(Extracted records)
::::
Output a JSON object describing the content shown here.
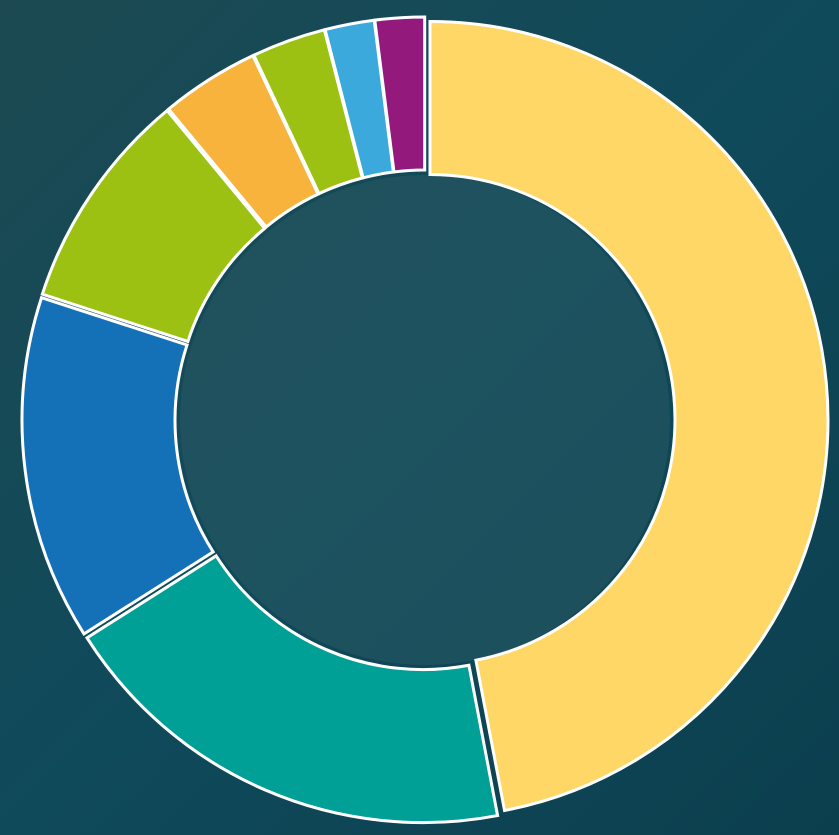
{
  "chart_data": {
    "type": "donut",
    "values": [
      47,
      19,
      14,
      9,
      4,
      3,
      2,
      2
    ],
    "colors": [
      "#fed766",
      "#00a096",
      "#1471b8",
      "#9cc113",
      "#f8b33c",
      "#9cc113",
      "#3ca9dd",
      "#931a7c"
    ]
  }
}
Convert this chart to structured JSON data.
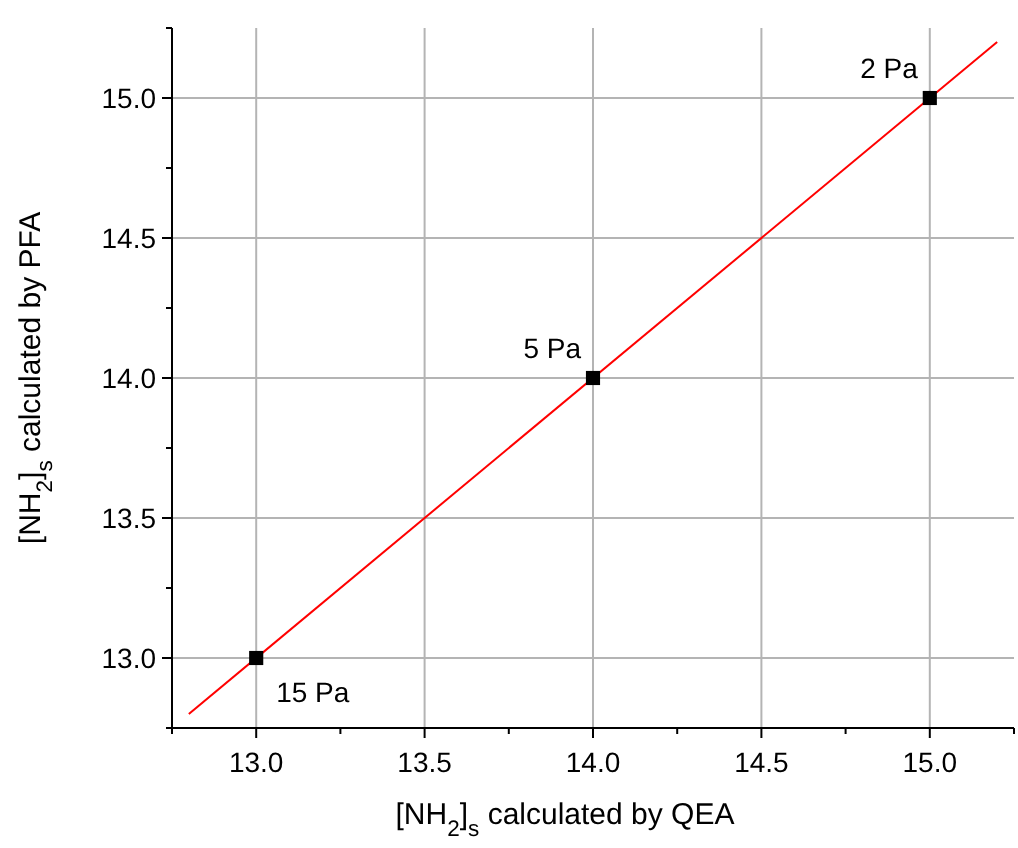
{
  "chart_data": {
    "type": "scatter",
    "xlabel": "[NH$_{2}$]$_{s}$ calculated by QEA",
    "ylabel": "[NH$_{2}$]$_{s}$ calculated by PFA",
    "xlim": [
      12.75,
      15.25
    ],
    "ylim": [
      12.75,
      15.25
    ],
    "xticks": [
      {
        "value": 12.75,
        "label": null
      },
      {
        "value": 13,
        "label": "13.0"
      },
      {
        "value": 13.25,
        "label": null
      },
      {
        "value": 13.5,
        "label": "13.5"
      },
      {
        "value": 13.75,
        "label": null
      },
      {
        "value": 14,
        "label": "14.0"
      },
      {
        "value": 14.25,
        "label": null
      },
      {
        "value": 14.5,
        "label": "14.5"
      },
      {
        "value": 14.75,
        "label": null
      },
      {
        "value": 15,
        "label": "15.0"
      },
      {
        "value": 15.25,
        "label": null
      }
    ],
    "yticks": [
      {
        "value": 12.75,
        "label": null
      },
      {
        "value": 13,
        "label": "13.0"
      },
      {
        "value": 13.25,
        "label": null
      },
      {
        "value": 13.5,
        "label": "13.5"
      },
      {
        "value": 13.75,
        "label": null
      },
      {
        "value": 14,
        "label": "14.0"
      },
      {
        "value": 14.25,
        "label": null
      },
      {
        "value": 14.5,
        "label": "14.5"
      },
      {
        "value": 14.75,
        "label": null
      },
      {
        "value": 15,
        "label": "15.0"
      },
      {
        "value": 15.25,
        "label": null
      }
    ],
    "grid": true,
    "series": [
      {
        "type": "line",
        "color": "#ff0000",
        "marker": "none",
        "x": [
          12.8,
          15.2
        ],
        "values": [
          12.8,
          15.2
        ]
      },
      {
        "color": "#000000",
        "marker": "square",
        "x": [
          13,
          14,
          15
        ],
        "values": [
          13,
          14,
          15
        ]
      }
    ],
    "annotations": [
      {
        "text": "15 Pa",
        "x": 13,
        "y": 13
      },
      {
        "text": "5 Pa",
        "x": 14,
        "y": 14
      },
      {
        "text": "2 Pa",
        "x": 15,
        "y": 15
      }
    ]
  }
}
::::
Find all lines where the word "calculated" appears. Copy them.

    "xlabel": "[NH$_{2}$]$_{s}$ calculated by QEA",
    "ylabel": "[NH$_{2}$]$_{s}$ calculated by PFA",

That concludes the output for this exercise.